▶ What needs to be done
Find each line containing the string "welches" and return it.

....................

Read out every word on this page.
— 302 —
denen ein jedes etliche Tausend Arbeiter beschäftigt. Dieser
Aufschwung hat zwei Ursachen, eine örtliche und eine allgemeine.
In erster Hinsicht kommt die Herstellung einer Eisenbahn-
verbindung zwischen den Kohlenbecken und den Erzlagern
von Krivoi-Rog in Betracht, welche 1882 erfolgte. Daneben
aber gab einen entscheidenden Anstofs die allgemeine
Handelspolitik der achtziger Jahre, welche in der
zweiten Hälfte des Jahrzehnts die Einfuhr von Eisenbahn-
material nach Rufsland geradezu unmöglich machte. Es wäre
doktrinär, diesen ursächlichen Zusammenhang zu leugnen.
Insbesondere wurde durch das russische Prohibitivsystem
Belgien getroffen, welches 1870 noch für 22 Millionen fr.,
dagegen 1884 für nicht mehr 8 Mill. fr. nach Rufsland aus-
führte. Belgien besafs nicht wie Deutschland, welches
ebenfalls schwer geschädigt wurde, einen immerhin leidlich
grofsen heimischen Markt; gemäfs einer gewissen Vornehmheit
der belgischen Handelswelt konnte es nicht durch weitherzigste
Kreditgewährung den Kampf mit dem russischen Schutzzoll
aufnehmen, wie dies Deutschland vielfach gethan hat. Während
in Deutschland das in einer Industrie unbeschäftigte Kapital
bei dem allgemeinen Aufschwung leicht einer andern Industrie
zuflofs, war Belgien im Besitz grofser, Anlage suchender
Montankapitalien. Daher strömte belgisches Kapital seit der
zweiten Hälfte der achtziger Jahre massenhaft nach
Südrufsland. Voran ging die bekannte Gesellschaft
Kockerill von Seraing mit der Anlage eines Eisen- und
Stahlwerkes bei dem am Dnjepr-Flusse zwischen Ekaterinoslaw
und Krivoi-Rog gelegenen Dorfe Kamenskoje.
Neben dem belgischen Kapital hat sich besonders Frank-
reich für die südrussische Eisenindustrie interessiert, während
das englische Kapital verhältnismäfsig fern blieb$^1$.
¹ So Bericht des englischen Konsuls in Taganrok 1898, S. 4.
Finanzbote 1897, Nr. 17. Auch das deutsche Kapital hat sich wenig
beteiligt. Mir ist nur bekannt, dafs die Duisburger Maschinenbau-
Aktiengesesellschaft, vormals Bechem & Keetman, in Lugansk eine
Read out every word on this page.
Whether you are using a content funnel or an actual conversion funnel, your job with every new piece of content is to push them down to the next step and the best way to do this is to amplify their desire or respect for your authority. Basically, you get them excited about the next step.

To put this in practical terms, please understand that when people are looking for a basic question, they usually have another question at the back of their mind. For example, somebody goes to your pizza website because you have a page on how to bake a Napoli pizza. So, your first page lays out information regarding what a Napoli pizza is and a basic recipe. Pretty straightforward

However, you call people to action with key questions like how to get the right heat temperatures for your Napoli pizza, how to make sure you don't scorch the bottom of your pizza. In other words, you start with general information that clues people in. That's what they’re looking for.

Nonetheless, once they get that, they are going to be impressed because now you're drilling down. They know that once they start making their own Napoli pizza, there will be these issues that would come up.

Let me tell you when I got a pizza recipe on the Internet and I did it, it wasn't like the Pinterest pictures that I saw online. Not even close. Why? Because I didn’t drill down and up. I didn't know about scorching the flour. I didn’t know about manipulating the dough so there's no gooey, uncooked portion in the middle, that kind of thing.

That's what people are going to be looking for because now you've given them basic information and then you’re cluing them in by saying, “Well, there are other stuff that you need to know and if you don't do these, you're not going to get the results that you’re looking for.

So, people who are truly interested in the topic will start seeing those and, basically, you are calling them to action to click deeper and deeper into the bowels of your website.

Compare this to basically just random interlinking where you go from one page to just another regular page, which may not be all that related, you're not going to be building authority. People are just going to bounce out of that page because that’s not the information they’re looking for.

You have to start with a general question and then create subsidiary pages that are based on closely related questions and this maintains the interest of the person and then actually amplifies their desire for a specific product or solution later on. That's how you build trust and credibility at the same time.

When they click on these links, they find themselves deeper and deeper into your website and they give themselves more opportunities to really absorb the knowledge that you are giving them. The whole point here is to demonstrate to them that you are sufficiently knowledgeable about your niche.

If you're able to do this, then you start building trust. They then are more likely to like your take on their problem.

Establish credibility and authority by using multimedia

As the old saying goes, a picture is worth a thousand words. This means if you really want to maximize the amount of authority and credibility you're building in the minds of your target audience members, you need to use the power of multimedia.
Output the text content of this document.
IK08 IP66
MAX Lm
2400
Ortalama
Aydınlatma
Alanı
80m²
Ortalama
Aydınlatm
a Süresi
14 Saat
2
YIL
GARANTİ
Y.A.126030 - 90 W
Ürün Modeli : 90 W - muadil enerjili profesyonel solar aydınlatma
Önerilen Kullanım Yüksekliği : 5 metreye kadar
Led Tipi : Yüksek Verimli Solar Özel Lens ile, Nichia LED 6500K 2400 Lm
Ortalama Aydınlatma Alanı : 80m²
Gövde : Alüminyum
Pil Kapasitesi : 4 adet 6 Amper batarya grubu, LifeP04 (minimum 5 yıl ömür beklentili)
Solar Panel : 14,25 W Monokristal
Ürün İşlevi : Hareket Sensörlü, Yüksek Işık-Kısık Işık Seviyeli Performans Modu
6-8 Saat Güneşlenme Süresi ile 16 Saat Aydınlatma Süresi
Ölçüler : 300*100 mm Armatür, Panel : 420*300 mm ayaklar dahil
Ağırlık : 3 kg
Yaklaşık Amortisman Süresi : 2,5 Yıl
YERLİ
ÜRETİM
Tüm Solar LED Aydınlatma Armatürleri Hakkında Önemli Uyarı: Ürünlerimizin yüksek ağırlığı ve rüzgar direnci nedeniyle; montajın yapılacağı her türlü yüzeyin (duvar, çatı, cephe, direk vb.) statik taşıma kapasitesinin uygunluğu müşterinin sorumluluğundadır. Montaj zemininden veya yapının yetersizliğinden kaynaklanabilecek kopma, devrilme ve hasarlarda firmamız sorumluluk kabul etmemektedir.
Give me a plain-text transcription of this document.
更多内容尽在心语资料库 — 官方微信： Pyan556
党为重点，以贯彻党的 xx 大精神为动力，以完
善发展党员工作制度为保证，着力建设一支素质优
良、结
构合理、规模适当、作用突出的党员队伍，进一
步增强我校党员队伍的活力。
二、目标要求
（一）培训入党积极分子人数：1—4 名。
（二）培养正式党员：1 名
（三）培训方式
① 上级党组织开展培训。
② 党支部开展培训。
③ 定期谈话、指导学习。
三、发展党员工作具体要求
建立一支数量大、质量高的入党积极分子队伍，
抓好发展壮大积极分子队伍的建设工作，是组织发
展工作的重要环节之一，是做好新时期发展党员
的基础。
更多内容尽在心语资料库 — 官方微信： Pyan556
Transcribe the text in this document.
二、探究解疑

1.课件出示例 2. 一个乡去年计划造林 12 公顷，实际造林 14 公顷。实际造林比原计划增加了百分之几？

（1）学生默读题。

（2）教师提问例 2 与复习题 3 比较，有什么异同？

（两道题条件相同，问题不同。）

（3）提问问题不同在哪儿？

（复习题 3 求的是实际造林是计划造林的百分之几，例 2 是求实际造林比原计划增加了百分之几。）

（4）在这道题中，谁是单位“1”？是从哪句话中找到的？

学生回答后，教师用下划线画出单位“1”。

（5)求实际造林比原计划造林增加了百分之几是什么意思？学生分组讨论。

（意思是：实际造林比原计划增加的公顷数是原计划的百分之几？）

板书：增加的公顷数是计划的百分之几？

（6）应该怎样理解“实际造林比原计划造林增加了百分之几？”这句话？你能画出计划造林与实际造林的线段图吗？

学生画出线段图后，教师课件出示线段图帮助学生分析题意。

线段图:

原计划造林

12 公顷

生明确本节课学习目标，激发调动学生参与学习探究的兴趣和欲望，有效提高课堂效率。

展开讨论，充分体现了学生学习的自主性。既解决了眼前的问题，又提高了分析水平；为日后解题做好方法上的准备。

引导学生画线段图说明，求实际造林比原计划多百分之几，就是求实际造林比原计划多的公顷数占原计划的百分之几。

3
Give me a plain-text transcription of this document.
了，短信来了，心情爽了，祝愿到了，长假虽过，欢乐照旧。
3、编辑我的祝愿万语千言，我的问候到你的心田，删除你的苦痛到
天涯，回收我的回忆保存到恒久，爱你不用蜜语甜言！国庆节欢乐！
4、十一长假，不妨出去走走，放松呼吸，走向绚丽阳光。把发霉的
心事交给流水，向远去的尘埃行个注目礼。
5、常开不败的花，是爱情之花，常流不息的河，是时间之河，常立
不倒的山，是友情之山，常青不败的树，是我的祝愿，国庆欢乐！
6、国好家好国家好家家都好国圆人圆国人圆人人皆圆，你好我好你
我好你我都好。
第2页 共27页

....................

▶ Full output
Belgien getroffen, welches 1870 noch für 22 Millionen fr.,
führte. Belgien besafs nicht wie Deutschland, welches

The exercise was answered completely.